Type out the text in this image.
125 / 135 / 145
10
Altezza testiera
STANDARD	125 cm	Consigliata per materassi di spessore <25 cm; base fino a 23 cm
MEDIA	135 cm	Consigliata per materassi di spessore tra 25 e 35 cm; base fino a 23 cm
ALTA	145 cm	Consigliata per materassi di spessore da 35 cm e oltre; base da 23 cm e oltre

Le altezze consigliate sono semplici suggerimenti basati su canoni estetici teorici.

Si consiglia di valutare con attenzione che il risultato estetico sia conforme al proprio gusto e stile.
==
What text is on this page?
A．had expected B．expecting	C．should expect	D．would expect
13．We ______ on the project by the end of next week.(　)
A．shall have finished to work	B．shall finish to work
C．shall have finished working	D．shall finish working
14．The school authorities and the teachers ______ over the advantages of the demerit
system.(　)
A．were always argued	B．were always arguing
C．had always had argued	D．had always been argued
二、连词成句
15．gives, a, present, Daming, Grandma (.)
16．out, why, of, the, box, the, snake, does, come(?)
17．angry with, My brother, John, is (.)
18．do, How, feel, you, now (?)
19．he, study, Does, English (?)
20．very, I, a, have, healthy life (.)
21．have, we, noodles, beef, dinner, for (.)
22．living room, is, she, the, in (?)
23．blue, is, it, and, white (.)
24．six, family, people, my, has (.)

▶ GIVEN EXERCISE
Copy every line of the material in which the word "finish" occurs.

▶ SOLUTION
A．shall have finished to work	B．shall finish to work
C．shall have finished working	D．shall finish working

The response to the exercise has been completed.